Instruction. Pick out every line with the word "Cart" and copy it.

Excerpts from a figure dataset:
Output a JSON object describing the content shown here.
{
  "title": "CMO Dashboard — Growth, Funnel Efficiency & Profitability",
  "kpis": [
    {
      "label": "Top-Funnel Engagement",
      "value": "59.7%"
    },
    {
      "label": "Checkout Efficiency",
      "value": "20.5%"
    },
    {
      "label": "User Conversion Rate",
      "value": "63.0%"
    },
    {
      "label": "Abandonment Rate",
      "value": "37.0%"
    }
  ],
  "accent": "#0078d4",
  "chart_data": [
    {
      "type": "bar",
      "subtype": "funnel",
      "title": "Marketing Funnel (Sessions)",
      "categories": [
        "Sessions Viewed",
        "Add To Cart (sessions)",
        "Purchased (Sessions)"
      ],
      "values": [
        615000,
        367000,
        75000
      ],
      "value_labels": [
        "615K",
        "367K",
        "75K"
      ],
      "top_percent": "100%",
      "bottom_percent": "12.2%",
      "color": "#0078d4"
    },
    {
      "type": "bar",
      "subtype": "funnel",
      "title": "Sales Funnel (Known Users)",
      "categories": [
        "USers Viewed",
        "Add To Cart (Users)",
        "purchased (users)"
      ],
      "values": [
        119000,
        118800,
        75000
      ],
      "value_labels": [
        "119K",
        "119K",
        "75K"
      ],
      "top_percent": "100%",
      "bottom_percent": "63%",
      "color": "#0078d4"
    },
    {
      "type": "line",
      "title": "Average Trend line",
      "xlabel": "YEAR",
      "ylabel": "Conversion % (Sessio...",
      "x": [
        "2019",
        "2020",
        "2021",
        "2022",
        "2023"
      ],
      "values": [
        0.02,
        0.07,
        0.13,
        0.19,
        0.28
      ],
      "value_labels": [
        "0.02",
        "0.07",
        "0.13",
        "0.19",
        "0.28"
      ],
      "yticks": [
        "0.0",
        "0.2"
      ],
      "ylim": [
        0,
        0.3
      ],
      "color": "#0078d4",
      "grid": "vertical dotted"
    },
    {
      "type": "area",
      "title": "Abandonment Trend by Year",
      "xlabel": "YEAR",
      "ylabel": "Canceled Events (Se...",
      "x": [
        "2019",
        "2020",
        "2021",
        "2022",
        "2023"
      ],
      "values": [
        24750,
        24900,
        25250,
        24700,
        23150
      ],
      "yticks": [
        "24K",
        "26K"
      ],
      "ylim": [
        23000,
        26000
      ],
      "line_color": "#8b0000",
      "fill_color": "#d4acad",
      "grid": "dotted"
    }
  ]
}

Task response.
        "Add To Cart (sessions)",
        "Add To Cart (Users)",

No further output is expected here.